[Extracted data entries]
====

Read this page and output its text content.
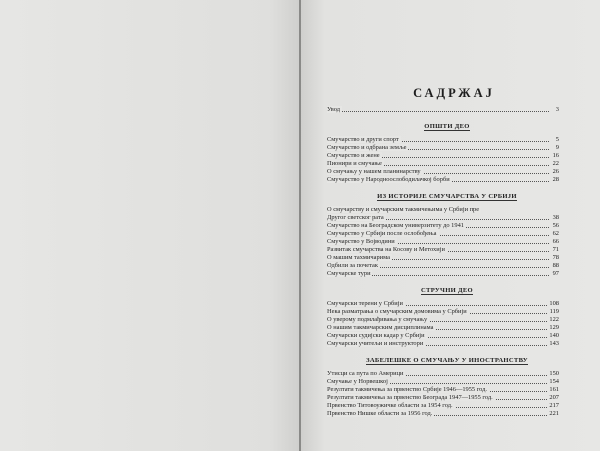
САДРЖАЈ
Увод	3
ОПШТИ ДЕО
Смучарство и други спорт	5
Смучарство и одбрана земље	9
Смучарство и жене	16
Пионири и смучање	22
О смучању у нашем планинарству	26
Смучарство у Народноослободилачкој борби	28
ИЗ ИСТОРИЈЕ СМУЧАРСТВА У СРБИЈИ
О смучарству и смучарским такмичењима у Србији пре
Другог светског рата	38
Смучарство на Београдском универзитету до 1941	56
Смучарство у Србији после ослобођења	62
Смучарство у Војводини	66
Развитак смучарства на Косову и Метохији	71
О машим тахмичарима	78
Одбили за почетак	88
Смучарске тури	97
СТРУЧНИ ДЕО
Смучарски терени у Србији	108
Нека разматрања о смучарским домовима у Србији	119
О уверому подмлађивања у смучању	122
О нашим такмичарским дисциплинама	129
Смучарски судијски кадар у Србији	140
Смучарски учитељи и инструктори	143
ЗАБЕЛЕШКЕ О СМУЧАЊУ У ИНОСТРАНСТВУ
Утисци са пута по Америци	150
Смучање у Норвешкој	154
Резултати такмичења за првенство Србије 1946—1955 год.	161
Резултати такмичења за првенство Београда 1947—1955 год.	207
Првенство Титовоужичке области за 1954 год.	217
Првенство Нишке области за 1956 год.	221
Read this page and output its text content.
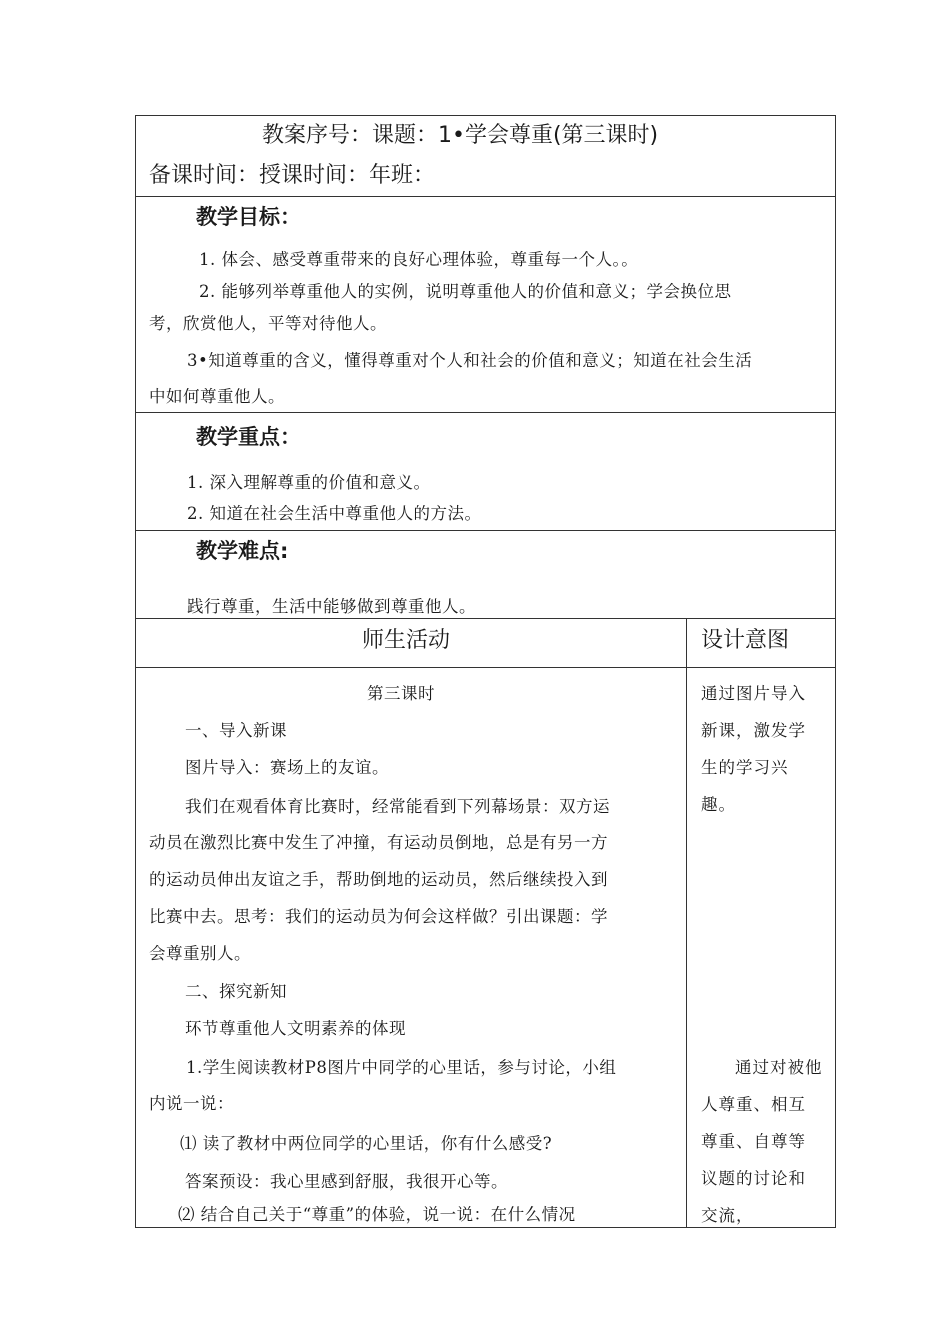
教案序号：课题：1•学会尊重(第三课时)
备课时间：授课时间：年班：
教学目标：
1. 体会、感受尊重带来的良好心理体验，尊重每一个人。。
2. 能够列举尊重他人的实例，说明尊重他人的价值和意义；学会换位思
考，欣赏他人，平等对待他人。
3•知道尊重的含义，懂得尊重对个人和社会的价值和意义；知道在社会生活
中如何尊重他人。
教学重点：
1. 深入理解尊重的价值和意义。
2. 知道在社会生活中尊重他人的方法。
教学难点:
践行尊重，生活中能够做到尊重他人。
师生活动	设计意图
第三课时
一、导入新课
图片导入：赛场上的友谊。
我们在观看体育比赛时，经常能看到下列幕场景：双方运
动员在激烈比赛中发生了冲撞，有运动员倒地，总是有另一方
的运动员伸出友谊之手，帮助倒地的运动员，然后继续投入到
比赛中去。思考：我们的运动员为何会这样做？引出课题：学
会尊重别人。
二、探究新知
环节尊重他人文明素养的体现
1.学生阅读教材P8图片中同学的心里话，参与讨论，小组
内说一说：
⑴ 读了教材中两位同学的心里话，你有什么感受?
答案预设：我心里感到舒服，我很开心等。
⑵ 结合自己关于“尊重”的体验，说一说：在什么情况
通过图片导入
新课，激发学
生的学习兴
趣。
通过对被他
人尊重、相互
尊重、自尊等
议题的讨论和
交流，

====

*Written instruction*
Will you restate every entry word for word and omit the images?

*The response*
Read this page and output its text content.
САДРЖАЈ
Увод	3
ОПШТИ ДЕО
Смучарство и други спорт	5
Смучарство и одбрана земље	9
Смучарство и жене	16
Пионири и смучање	22
О смучању у нашем планинарству	26
Смучарство у Народноослободилачкој борби	28
ИЗ ИСТОРИЈЕ СМУЧАРСТВА У СРБИЈИ
О смучарству и смучарским такмичењима у Србији пре
Другог светског рата	38
Смучарство на Београдском универзитету до 1941	56
Смучарство у Србији после ослобођења	62
Смучарство у Војводини	66
Развитак смучарства на Косову и Метохији	71
О машим тахмичарима	78
Одбили за почетак	88
Смучарске тури	97
СТРУЧНИ ДЕО
Смучарски терени у Србији	108
Нека разматрања о смучарским домовима у Србији	119
О уверому подмлађивања у смучању	122
О нашим такмичарским дисциплинама	129
Смучарски судијски кадар у Србији	140
Смучарски учитељи и инструктори	143
ЗАБЕЛЕШКЕ О СМУЧАЊУ У ИНОСТРАНСТВУ
Утисци са пута по Америци	150
Смучање у Норвешкој	154
Резултати такмичења за првенство Србије 1946—1955 год.	161
Резултати такмичења за првенство Београда 1947—1955 год.	207
Првенство Титовоужичке области за 1954 год.	217
Првенство Нишке области за 1956 год.	221
Read this page and output its text content.
教案序号：课题：1•学会尊重(第三课时)
备课时间：授课时间：年班：
教学目标：
1. 体会、感受尊重带来的良好心理体验，尊重每一个人。。
2. 能够列举尊重他人的实例，说明尊重他人的价值和意义；学会换位思
考，欣赏他人，平等对待他人。
3•知道尊重的含义，懂得尊重对个人和社会的价值和意义；知道在社会生活
中如何尊重他人。
教学重点：
1. 深入理解尊重的价值和意义。
2. 知道在社会生活中尊重他人的方法。
教学难点:
践行尊重，生活中能够做到尊重他人。
师生活动	设计意图
第三课时
一、导入新课
图片导入：赛场上的友谊。
我们在观看体育比赛时，经常能看到下列幕场景：双方运
动员在激烈比赛中发生了冲撞，有运动员倒地，总是有另一方
的运动员伸出友谊之手，帮助倒地的运动员，然后继续投入到
比赛中去。思考：我们的运动员为何会这样做？引出课题：学
会尊重别人。
二、探究新知
环节尊重他人文明素养的体现
1.学生阅读教材P8图片中同学的心里话，参与讨论，小组
内说一说：
⑴ 读了教材中两位同学的心里话，你有什么感受?
答案预设：我心里感到舒服，我很开心等。
⑵ 结合自己关于“尊重”的体验，说一说：在什么情况
通过图片导入
新课，激发学
生的学习兴
趣。
通过对被他
人尊重、相互
尊重、自尊等
议题的讨论和
交流，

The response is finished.